▸ Portion of a data file:
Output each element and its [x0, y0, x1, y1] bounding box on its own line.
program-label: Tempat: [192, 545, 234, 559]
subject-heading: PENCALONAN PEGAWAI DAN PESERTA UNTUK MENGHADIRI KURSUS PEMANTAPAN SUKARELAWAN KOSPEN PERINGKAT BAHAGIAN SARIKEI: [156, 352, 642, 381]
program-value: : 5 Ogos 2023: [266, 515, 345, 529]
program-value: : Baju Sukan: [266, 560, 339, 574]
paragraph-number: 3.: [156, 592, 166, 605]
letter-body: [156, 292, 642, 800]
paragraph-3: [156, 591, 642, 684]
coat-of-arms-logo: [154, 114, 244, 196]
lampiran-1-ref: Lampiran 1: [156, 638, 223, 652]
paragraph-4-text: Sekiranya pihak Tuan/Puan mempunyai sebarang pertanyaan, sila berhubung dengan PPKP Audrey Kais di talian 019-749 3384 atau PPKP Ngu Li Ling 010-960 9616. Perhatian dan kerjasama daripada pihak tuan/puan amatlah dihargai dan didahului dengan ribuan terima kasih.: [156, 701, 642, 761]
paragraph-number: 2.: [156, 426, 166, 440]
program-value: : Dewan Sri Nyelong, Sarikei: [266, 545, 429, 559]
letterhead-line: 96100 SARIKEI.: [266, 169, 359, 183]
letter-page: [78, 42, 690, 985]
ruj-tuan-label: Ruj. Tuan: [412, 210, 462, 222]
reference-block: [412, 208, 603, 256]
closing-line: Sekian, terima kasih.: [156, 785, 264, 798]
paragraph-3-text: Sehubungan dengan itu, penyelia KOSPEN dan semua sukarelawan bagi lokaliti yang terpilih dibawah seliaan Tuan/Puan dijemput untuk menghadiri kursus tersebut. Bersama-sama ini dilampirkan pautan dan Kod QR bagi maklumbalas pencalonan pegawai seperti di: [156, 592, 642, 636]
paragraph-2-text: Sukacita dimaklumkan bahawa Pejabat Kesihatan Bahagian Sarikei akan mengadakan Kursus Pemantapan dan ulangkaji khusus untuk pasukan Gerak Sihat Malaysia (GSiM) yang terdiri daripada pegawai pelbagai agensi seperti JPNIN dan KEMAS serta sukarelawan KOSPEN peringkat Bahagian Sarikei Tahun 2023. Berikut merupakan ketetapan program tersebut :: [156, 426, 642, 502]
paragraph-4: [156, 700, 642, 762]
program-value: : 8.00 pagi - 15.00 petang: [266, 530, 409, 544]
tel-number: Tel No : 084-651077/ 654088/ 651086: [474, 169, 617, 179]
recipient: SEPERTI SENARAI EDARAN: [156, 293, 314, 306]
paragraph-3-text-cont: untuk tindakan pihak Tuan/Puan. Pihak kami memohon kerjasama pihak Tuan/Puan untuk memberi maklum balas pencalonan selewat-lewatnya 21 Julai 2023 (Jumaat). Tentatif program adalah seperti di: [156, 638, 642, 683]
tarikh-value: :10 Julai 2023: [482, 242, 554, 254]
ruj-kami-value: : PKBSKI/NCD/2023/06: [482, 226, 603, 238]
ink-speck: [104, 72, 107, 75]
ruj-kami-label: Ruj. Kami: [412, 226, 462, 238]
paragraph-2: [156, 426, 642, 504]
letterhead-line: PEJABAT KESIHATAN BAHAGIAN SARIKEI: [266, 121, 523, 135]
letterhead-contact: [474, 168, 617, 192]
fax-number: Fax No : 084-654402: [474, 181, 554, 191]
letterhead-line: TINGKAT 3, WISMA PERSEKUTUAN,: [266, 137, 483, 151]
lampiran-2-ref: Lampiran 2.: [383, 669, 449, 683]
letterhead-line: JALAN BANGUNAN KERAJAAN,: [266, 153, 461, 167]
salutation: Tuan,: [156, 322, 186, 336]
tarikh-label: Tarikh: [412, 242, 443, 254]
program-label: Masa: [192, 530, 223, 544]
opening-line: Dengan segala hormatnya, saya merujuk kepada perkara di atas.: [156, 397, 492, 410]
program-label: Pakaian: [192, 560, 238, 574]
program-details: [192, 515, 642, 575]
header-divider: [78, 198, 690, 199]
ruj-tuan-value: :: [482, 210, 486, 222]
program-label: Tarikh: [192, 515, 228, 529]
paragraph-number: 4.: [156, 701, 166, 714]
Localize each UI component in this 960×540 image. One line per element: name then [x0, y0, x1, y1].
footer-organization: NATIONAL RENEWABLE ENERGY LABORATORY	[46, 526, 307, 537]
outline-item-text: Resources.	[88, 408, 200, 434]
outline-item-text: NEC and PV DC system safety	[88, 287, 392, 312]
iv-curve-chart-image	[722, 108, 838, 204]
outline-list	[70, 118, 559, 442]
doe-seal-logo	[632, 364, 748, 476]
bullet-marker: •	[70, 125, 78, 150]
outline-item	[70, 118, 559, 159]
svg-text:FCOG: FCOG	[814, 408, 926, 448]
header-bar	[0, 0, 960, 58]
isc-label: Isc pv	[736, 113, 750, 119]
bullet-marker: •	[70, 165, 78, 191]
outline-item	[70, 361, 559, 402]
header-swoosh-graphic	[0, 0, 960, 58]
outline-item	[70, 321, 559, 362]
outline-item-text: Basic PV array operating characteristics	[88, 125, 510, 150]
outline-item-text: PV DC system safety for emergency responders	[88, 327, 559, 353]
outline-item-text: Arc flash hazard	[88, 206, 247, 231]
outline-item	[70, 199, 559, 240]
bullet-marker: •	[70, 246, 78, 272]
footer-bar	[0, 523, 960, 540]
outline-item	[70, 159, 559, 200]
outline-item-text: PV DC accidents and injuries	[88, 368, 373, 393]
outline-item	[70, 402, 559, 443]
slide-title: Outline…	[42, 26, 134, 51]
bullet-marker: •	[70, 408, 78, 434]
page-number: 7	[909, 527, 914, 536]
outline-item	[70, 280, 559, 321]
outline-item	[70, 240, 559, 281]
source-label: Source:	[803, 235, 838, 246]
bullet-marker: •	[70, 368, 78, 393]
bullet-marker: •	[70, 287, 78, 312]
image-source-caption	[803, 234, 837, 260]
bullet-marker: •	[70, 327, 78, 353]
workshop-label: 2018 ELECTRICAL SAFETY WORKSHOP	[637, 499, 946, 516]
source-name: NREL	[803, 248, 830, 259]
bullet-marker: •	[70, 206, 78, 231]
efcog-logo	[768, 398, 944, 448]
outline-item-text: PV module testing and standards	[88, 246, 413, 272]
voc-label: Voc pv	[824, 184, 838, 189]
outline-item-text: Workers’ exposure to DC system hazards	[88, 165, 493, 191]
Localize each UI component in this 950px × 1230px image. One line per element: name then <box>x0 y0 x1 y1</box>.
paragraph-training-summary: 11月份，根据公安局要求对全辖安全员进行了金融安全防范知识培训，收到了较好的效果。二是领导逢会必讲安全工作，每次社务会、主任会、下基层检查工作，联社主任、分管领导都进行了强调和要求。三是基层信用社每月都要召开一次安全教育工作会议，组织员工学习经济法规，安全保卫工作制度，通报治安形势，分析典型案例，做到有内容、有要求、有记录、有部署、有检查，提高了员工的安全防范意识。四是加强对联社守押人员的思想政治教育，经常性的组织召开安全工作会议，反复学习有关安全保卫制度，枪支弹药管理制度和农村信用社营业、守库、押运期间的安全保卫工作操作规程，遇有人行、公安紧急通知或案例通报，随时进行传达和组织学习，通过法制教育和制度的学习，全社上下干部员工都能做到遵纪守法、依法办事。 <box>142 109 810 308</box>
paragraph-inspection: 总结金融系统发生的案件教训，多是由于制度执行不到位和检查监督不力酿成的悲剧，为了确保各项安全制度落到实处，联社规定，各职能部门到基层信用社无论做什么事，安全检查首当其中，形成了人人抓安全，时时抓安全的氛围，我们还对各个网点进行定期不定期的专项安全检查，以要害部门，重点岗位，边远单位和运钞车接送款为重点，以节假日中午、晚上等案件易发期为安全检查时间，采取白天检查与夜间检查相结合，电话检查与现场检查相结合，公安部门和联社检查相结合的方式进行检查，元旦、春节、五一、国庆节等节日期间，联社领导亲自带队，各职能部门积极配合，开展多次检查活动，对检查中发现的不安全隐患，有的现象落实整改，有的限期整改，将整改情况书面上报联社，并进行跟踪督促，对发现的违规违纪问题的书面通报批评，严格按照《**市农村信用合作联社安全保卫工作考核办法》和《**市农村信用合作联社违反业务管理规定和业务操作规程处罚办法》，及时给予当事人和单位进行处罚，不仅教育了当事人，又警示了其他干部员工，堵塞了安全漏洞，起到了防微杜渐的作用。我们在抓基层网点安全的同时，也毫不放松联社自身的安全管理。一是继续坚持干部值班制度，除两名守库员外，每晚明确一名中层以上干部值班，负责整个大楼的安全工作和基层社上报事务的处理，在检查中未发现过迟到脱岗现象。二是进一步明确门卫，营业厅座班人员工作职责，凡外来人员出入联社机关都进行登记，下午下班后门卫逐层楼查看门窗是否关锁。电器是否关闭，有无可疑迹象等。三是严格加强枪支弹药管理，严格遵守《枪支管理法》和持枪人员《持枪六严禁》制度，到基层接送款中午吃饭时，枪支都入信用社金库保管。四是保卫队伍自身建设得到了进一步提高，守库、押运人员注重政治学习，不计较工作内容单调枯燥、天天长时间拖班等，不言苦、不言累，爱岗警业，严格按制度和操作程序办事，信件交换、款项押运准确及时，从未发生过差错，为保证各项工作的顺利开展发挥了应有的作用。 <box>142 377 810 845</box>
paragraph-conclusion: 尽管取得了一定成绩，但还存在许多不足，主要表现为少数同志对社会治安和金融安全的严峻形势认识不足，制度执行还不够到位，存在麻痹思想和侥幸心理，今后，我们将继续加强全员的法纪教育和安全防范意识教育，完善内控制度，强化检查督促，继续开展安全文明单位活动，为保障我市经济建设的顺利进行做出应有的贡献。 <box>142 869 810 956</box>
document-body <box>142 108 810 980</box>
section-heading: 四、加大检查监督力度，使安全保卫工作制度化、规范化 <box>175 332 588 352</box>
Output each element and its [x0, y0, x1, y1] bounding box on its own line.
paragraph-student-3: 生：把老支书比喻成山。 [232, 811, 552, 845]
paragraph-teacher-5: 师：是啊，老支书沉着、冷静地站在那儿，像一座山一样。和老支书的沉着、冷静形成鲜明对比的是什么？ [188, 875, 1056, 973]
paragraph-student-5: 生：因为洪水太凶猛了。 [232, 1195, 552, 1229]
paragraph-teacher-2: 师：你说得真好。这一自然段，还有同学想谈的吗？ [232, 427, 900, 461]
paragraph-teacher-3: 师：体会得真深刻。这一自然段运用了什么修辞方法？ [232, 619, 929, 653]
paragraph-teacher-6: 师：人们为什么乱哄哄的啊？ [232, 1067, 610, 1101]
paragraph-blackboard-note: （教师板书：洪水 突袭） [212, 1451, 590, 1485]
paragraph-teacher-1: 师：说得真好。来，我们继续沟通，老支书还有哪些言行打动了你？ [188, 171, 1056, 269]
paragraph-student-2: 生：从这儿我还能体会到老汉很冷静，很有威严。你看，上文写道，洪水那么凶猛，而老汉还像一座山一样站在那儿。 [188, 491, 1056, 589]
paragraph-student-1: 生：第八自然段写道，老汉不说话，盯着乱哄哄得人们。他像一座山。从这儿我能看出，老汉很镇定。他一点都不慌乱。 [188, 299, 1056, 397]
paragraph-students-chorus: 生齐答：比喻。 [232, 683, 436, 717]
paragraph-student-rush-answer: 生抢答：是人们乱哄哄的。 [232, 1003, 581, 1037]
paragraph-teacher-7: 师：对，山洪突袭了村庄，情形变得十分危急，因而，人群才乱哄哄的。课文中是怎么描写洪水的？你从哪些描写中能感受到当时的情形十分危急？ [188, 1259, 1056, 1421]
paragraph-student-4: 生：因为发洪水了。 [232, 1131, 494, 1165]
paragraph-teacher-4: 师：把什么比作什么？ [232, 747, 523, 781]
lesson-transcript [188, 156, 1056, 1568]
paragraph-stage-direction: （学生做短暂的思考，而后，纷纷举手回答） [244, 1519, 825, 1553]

▸ TASK: Copy the items word for word, starting at the very first line and ending at the line that contains "recipient: SEPERTI SENARAI", including both of those lines.

▸ TASK RESPONSE:
Output each element and its [x0, y0, x1, y1] bounding box on its own line.
program-label: Tempat: [192, 545, 234, 559]
subject-heading: PENCALONAN PEGAWAI DAN PESERTA UNTUK MENGHADIRI KURSUS PEMANTAPAN SUKARELAWAN KOSPEN PERINGKAT BAHAGIAN SARIKEI: [156, 352, 642, 381]
program-value: : 5 Ogos 2023: [266, 515, 345, 529]
program-value: : Baju Sukan: [266, 560, 339, 574]
paragraph-number: 3.: [156, 592, 166, 605]
letter-body: [156, 292, 642, 800]
paragraph-3: [156, 591, 642, 684]
coat-of-arms-logo: [154, 114, 244, 196]
lampiran-1-ref: Lampiran 1: [156, 638, 223, 652]
paragraph-4-text: Sekiranya pihak Tuan/Puan mempunyai sebarang pertanyaan, sila berhubung dengan PPKP Audrey Kais di talian 019-749 3384 atau PPKP Ngu Li Ling 010-960 9616. Perhatian dan kerjasama daripada pihak tuan/puan amatlah dihargai dan didahului dengan ribuan terima kasih.: [156, 701, 642, 761]
paragraph-number: 2.: [156, 426, 166, 440]
program-value: : Dewan Sri Nyelong, Sarikei: [266, 545, 429, 559]
letterhead-line: 96100 SARIKEI.: [266, 169, 359, 183]
letter-page: [78, 42, 690, 985]
ruj-tuan-label: Ruj. Tuan: [412, 210, 462, 222]
reference-block: [412, 208, 603, 256]
closing-line: Sekian, terima kasih.: [156, 785, 264, 798]
paragraph-3-text: Sehubungan dengan itu, penyelia KOSPEN dan semua sukarelawan bagi lokaliti yang terpilih dibawah seliaan Tuan/Puan dijemput untuk menghadiri kursus tersebut. Bersama-sama ini dilampirkan pautan dan Kod QR bagi maklumbalas pencalonan pegawai seperti di: [156, 592, 642, 636]
paragraph-2-text: Sukacita dimaklumkan bahawa Pejabat Kesihatan Bahagian Sarikei akan mengadakan Kursus Pemantapan dan ulangkaji khusus untuk pasukan Gerak Sihat Malaysia (GSiM) yang terdiri daripada pegawai pelbagai agensi seperti JPNIN dan KEMAS serta sukarelawan KOSPEN peringkat Bahagian Sarikei Tahun 2023. Berikut merupakan ketetapan program tersebut :: [156, 426, 642, 502]
paragraph-4: [156, 700, 642, 762]
program-value: : 8.00 pagi - 15.00 petang: [266, 530, 409, 544]
tel-number: Tel No : 084-651077/ 654088/ 651086: [474, 169, 617, 179]
recipient: SEPERTI SENARAI EDARAN: [156, 293, 314, 306]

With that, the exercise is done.